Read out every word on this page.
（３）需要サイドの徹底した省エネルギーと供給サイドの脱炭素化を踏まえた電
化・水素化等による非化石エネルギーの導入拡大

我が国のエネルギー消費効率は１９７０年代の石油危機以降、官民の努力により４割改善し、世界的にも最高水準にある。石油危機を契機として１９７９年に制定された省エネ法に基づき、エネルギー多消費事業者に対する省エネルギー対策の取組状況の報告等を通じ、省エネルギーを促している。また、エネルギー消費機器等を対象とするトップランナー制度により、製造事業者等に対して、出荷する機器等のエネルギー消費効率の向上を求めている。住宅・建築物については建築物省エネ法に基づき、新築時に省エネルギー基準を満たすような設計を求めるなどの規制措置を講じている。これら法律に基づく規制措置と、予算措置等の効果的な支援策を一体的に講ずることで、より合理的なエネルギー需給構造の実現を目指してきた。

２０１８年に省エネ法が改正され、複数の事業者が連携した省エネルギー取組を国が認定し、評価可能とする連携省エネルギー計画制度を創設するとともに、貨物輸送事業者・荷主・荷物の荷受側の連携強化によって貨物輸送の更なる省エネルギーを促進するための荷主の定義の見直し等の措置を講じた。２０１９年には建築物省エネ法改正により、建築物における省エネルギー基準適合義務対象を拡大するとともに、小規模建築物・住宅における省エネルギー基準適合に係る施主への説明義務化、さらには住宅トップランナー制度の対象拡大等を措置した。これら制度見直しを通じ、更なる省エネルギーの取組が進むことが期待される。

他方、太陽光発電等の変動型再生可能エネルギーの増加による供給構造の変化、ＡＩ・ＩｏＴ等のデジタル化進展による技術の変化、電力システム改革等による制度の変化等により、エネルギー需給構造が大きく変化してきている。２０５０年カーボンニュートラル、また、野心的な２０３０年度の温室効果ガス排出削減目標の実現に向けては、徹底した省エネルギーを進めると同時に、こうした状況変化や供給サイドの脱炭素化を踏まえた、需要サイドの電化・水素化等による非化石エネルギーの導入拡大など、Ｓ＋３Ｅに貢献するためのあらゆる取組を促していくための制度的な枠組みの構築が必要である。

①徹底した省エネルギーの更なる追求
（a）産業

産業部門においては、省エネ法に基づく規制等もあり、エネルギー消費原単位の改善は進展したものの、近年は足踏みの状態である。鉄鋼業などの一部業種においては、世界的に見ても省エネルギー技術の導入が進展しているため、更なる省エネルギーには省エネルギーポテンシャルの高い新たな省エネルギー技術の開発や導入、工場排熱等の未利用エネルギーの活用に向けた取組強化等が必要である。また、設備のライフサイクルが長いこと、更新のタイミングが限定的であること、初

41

** Short problem **
Please repeat the material above, word for word and in full.

** Solution below **
Read out every word on this page.
（３）需要サイドの徹底した省エネルギーと供給サイドの脱炭素化を踏まえた電
化・水素化等による非化石エネルギーの導入拡大

我が国のエネルギー消費効率は１９７０年代の石油危機以降、官民の努力により４割改善し、世界的にも最高水準にある。石油危機を契機として１９７９年に制定された省エネ法に基づき、エネルギー多消費事業者に対する省エネルギー対策の取組状況の報告等を通じ、省エネルギーを促している。また、エネルギー消費機器等を対象とするトップランナー制度により、製造事業者等に対して、出荷する機器等のエネルギー消費効率の向上を求めている。住宅・建築物については建築物省エネ法に基づき、新築時に省エネルギー基準を満たすような設計を求めるなどの規制措置を講じている。これら法律に基づく規制措置と、予算措置等の効果的な支援策を一体的に講ずることで、より合理的なエネルギー需給構造の実現を目指してきた。

２０１８年に省エネ法が改正され、複数の事業者が連携した省エネルギー取組を国が認定し、評価可能とする連携省エネルギー計画制度を創設するとともに、貨物輸送事業者・荷主・荷物の荷受側の連携強化によって貨物輸送の更なる省エネルギーを促進するための荷主の定義の見直し等の措置を講じた。２０１９年には建築物省エネ法改正により、建築物における省エネルギー基準適合義務対象を拡大するとともに、小規模建築物・住宅における省エネルギー基準適合に係る施主への説明義務化、さらには住宅トップランナー制度の対象拡大等を措置した。これら制度見直しを通じ、更なる省エネルギーの取組が進むことが期待される。

他方、太陽光発電等の変動型再生可能エネルギーの増加による供給構造の変化、ＡＩ・ＩｏＴ等のデジタル化進展による技術の変化、電力システム改革等による制度の変化等により、エネルギー需給構造が大きく変化してきている。２０５０年カーボンニュートラル、また、野心的な２０３０年度の温室効果ガス排出削減目標の実現に向けては、徹底した省エネルギーを進めると同時に、こうした状況変化や供給サイドの脱炭素化を踏まえた、需要サイドの電化・水素化等による非化石エネルギーの導入拡大など、Ｓ＋３Ｅに貢献するためのあらゆる取組を促していくための制度的な枠組みの構築が必要である。

①徹底した省エネルギーの更なる追求
（a）産業

産業部門においては、省エネ法に基づく規制等もあり、エネルギー消費原単位の改善は進展したものの、近年は足踏みの状態である。鉄鋼業などの一部業種においては、世界的に見ても省エネルギー技術の導入が進展しているため、更なる省エネルギーには省エネルギーポテンシャルの高い新たな省エネルギー技術の開発や導入、工場排熱等の未利用エネルギーの活用に向けた取組強化等が必要である。また、設備のライフサイクルが長いこと、更新のタイミングが限定的であること、初

41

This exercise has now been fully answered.